Pick out and copy every line in the entries below that contains the string "About". Matches must have the same capitalization.

# # #

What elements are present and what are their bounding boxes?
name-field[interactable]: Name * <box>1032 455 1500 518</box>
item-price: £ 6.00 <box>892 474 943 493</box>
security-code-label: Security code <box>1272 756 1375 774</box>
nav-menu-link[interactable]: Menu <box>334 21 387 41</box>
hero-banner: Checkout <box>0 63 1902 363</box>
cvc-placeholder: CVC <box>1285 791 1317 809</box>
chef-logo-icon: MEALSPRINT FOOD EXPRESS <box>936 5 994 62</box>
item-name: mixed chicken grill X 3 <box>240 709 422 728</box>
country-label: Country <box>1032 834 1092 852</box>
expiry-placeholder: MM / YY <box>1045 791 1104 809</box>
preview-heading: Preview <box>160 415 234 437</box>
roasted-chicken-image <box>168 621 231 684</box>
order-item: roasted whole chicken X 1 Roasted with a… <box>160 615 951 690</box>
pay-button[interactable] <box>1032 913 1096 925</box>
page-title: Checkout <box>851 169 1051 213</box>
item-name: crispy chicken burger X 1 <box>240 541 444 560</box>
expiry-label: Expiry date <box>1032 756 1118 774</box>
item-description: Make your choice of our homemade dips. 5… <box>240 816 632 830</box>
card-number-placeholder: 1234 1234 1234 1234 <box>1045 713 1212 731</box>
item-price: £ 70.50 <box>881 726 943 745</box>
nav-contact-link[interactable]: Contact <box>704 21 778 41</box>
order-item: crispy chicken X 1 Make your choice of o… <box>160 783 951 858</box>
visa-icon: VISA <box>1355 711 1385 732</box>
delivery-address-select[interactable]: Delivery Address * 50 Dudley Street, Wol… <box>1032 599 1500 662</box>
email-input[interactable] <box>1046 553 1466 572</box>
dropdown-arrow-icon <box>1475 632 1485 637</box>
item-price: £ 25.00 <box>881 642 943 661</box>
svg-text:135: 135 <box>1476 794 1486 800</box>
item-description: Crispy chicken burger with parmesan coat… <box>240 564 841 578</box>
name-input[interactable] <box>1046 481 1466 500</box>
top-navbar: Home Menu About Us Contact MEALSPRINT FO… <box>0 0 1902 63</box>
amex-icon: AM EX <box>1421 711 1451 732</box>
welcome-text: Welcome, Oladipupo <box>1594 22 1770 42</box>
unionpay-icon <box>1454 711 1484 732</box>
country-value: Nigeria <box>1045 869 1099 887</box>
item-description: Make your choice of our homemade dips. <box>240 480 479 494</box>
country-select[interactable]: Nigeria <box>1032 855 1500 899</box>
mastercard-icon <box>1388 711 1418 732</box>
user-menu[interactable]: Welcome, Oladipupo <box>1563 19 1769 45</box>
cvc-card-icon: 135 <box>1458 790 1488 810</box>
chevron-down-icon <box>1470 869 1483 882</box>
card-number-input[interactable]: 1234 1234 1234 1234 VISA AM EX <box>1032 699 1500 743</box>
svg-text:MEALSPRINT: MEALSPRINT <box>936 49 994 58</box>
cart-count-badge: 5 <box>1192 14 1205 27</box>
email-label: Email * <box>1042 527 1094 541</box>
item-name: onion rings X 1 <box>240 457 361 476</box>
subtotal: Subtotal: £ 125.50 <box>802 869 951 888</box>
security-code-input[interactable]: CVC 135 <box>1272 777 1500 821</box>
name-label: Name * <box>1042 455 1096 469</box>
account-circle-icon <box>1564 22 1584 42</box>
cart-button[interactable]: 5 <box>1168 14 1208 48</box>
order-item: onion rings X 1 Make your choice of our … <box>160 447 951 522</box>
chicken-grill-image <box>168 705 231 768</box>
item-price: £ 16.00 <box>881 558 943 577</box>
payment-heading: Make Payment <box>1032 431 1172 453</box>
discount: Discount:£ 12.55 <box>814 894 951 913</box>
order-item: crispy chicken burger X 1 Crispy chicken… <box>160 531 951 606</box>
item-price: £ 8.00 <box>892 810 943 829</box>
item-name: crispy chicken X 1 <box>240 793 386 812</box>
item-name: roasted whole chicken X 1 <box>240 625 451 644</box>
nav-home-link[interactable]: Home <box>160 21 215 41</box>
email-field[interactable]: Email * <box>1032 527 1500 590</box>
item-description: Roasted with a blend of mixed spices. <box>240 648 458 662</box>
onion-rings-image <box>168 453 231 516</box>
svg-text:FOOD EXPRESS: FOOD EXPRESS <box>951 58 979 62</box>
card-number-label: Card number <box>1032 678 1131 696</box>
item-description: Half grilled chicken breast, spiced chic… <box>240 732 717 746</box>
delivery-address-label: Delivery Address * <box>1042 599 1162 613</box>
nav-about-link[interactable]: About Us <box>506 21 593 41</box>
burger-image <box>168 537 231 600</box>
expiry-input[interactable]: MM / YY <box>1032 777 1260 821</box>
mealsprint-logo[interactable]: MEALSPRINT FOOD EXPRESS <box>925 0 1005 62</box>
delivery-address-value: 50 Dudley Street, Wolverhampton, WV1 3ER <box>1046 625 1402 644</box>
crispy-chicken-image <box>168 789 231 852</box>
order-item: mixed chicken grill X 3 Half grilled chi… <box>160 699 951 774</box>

# # #

__ANSWER TO THIS TASK__
top-navbar: Home Menu About Us Contact MEALSPRINT FO… <box>0 0 1902 63</box>
nav-about-link[interactable]: About Us <box>506 21 593 41</box>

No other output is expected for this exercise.